Short exercise A —
Extract the passage of the couplet entry running from "Lin Yutang dedicated" to "for family members.", word for word.
Short exercise B —
Extend the couplet entry past its final sentence.

Extract —
━━━━━━━━━━

Art/ Collection/ Art Object

近代 戲改晏殊詞句以贈相如 對聯
Poetic Couplet for Xiangru

Artist:
Lin Yutang (Chinese, 1895–1976)
Date:
Dated 1968
Culture:
China
Medium:
Pair of hanging scrolls; ink on paper
Dimensions:
Image (Each): 45 x 9 3/16 in. (114.3 x 23.3 cm)
Classification:
Calligraphy
Credit Line:
The Lin Yutang Family Collection, Gift of Hsiang Ju Lin, in memory of Taiyi Lin Lai, 2005
Accession Number:
2005.510.4a, b
Not on view
In this pair of hanging scrolls, Lin Yutang transcribed a famous couplet from a poem by Yan Shu (991–1055), a high-ranking official and major poet of the Northern Song period (960–1127). It reads:

No matter what, flowers die.
As if they once knew me, swallows return.

(trans. by Shi-yee Liu)

Written in Lin's typical informal manner, the calligraphy achieves an overall effect of easy grace with little regard to the articulation of individual strokes.

Lin Yutang dedicated this work to his third daughter, Xiangru (Hsiang Ju). The third character in the second line of the poem, xiang, corresponds to the first character of his daughter's given name; Lin cleverly personalized his gift by replacing the matching third character of the first line in the original poem, nai, with the second character of her name, ru, thus embedding her name within the fabric of the couplet. Lin's ingenious tampering with a well-known text shows the playfulness in his personality and his affectionate thoughtfulness for family members.

━━━━━━━━━━

[Data extracted from a collection]
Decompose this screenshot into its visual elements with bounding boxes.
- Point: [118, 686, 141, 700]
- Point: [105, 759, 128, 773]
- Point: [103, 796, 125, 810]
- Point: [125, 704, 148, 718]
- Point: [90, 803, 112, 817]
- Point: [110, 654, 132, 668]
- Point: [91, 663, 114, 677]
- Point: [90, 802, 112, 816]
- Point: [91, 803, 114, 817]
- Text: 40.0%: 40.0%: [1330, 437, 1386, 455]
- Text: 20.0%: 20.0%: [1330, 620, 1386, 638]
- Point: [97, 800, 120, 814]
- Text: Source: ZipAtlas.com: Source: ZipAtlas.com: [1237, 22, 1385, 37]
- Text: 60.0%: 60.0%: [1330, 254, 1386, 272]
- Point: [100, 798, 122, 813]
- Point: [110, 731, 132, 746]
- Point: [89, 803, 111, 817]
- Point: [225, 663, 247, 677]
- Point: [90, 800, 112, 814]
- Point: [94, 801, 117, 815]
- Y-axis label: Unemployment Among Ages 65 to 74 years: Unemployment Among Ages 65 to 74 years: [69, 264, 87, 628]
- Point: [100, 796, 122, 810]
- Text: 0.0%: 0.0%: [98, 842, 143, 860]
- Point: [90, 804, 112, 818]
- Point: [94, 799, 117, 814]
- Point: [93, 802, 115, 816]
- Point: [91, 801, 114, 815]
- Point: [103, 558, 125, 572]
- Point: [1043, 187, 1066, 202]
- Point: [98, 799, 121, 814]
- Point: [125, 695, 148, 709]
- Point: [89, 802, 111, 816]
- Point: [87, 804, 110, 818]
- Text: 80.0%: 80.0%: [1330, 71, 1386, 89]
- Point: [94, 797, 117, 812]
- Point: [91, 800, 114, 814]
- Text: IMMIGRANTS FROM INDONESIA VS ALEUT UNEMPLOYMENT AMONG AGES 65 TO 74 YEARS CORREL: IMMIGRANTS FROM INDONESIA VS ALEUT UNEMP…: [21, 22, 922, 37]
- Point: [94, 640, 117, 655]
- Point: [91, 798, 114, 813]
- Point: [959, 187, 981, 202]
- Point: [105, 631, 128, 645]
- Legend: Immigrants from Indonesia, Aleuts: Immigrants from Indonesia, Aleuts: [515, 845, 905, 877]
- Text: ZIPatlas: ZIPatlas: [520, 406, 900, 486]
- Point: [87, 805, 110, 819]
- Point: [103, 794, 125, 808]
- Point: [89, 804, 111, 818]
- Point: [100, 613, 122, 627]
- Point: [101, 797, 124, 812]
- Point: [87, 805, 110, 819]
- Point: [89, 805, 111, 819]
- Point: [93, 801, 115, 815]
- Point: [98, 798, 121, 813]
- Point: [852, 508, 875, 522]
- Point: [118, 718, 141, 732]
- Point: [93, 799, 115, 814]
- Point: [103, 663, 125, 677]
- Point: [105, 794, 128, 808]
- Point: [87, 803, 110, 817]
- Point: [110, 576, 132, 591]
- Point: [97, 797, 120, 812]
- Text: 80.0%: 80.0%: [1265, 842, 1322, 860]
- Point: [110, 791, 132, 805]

━━━━━━━━━━

Answer A —
Lin Yutang dedicated this work to his third daughter, Xiangru (Hsiang Ju). The third character in the second line of the poem, xiang, corresponds to the first character of his daughter's given name; Lin cleverly personalized his gift by replacing the matching third character of the first line in the original poem, nai, with the second character of her name, ru, thus embedding her name within the fabric of the couplet. Lin's ingenious tampering with a well-known text shows the playfulness in his personality and his affectionate thoughtfulness for family members.

Answer B —
Inscription: Artist’s inscription and signature (3 columns in semi-cursive script)[1]

No matter what, flowers die.
As if they once knew me, swallows return.

In the winter of the wushen year [1968], [Lin] Yutang wrote this for Xiangru [Hsiang Ju Lin].

無可如何花落去,
似曾相識燕歸來。

戊申冬日語堂贈相如。

Artist’s seal

Lin Yutang 林語堂

[1] Documentation from Shi-yee Liu, Straddling East and West: Lin Yutang, A Modern Literatus: The Lin Yutang Family Collection of Chinese Painting and Calligraphy, New York: The Metropolitan Museum of Art, 2007, no. 3, p. 29.
New York. The Metropolitan Museum of Art. "Bridging East and West: The Chinese Diaspora and Lin Yutang," September 15, 2007–February 10, 2008.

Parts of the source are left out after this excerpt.